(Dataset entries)
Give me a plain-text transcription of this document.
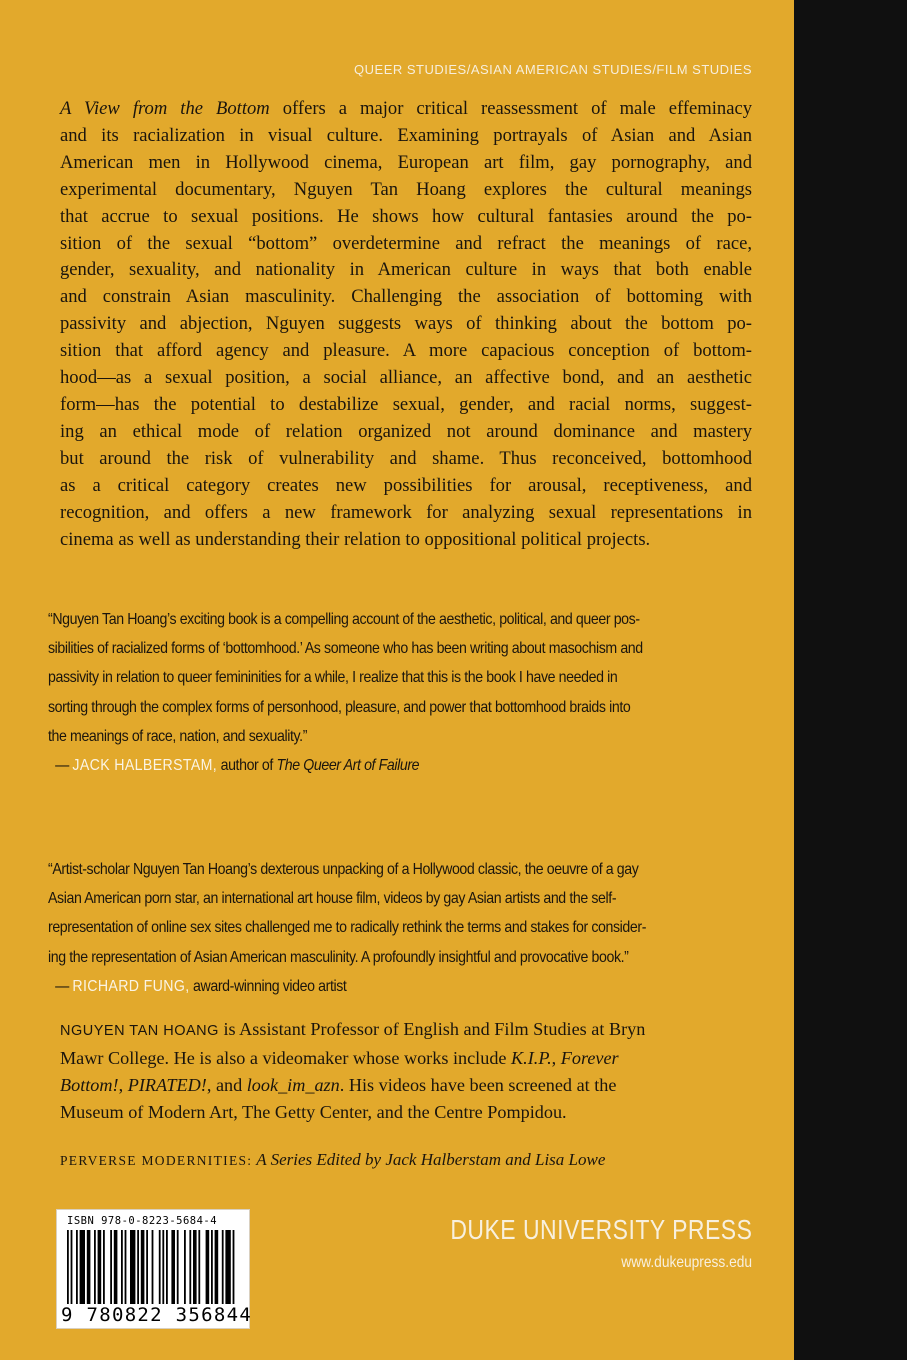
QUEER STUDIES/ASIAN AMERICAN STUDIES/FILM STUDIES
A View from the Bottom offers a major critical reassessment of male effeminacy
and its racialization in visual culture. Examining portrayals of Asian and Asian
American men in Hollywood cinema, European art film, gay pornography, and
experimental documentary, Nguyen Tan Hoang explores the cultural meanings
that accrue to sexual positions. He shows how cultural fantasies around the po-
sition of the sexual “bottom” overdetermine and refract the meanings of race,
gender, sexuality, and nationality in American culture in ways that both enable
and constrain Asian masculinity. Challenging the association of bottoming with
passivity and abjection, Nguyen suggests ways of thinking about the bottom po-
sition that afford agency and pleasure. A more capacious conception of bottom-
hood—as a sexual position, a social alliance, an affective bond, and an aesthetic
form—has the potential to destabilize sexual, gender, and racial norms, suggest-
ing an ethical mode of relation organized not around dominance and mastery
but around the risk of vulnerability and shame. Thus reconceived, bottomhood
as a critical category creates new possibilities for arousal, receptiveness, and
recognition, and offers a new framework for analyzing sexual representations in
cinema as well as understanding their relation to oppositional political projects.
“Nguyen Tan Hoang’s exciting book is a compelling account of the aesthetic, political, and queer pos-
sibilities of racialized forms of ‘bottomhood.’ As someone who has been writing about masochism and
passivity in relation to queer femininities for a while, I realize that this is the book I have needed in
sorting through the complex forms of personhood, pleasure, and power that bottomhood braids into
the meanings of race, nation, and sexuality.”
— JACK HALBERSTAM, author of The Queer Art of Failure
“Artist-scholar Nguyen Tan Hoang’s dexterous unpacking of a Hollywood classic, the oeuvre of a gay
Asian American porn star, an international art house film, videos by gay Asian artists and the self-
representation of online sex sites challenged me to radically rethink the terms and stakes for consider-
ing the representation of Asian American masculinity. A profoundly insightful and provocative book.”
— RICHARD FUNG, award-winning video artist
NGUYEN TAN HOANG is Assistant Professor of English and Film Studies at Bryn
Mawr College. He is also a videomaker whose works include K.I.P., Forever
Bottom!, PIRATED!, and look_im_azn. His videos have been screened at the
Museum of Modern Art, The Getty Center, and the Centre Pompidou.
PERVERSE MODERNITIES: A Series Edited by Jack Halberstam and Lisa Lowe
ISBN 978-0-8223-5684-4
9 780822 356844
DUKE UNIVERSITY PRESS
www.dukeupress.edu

**PROBLEM TO SOLVE**
Output every entry exactly as given; pictures are not part of the copy.

**THE OUTPUT**
Give me a plain-text transcription of this document.
QUEER STUDIES/ASIAN AMERICAN STUDIES/FILM STUDIES
A View from the Bottom offers a major critical reassessment of male effeminacy
and its racialization in visual culture. Examining portrayals of Asian and Asian
American men in Hollywood cinema, European art film, gay pornography, and
experimental documentary, Nguyen Tan Hoang explores the cultural meanings
that accrue to sexual positions. He shows how cultural fantasies around the po-
sition of the sexual “bottom” overdetermine and refract the meanings of race,
gender, sexuality, and nationality in American culture in ways that both enable
and constrain Asian masculinity. Challenging the association of bottoming with
passivity and abjection, Nguyen suggests ways of thinking about the bottom po-
sition that afford agency and pleasure. A more capacious conception of bottom-
hood—as a sexual position, a social alliance, an affective bond, and an aesthetic
form—has the potential to destabilize sexual, gender, and racial norms, suggest-
ing an ethical mode of relation organized not around dominance and mastery
but around the risk of vulnerability and shame. Thus reconceived, bottomhood
as a critical category creates new possibilities for arousal, receptiveness, and
recognition, and offers a new framework for analyzing sexual representations in
cinema as well as understanding their relation to oppositional political projects.
“Nguyen Tan Hoang’s exciting book is a compelling account of the aesthetic, political, and queer pos-
sibilities of racialized forms of ‘bottomhood.’ As someone who has been writing about masochism and
passivity in relation to queer femininities for a while, I realize that this is the book I have needed in
sorting through the complex forms of personhood, pleasure, and power that bottomhood braids into
the meanings of race, nation, and sexuality.”
— JACK HALBERSTAM, author of The Queer Art of Failure
“Artist-scholar Nguyen Tan Hoang’s dexterous unpacking of a Hollywood classic, the oeuvre of a gay
Asian American porn star, an international art house film, videos by gay Asian artists and the self-
representation of online sex sites challenged me to radically rethink the terms and stakes for consider-
ing the representation of Asian American masculinity. A profoundly insightful and provocative book.”
— RICHARD FUNG, award-winning video artist
NGUYEN TAN HOANG is Assistant Professor of English and Film Studies at Bryn
Mawr College. He is also a videomaker whose works include K.I.P., Forever
Bottom!, PIRATED!, and look_im_azn. His videos have been screened at the
Museum of Modern Art, The Getty Center, and the Centre Pompidou.
PERVERSE MODERNITIES: A Series Edited by Jack Halberstam and Lisa Lowe
ISBN 978-0-8223-5684-4
9 780822 356844
DUKE UNIVERSITY PRESS
www.dukeupress.edu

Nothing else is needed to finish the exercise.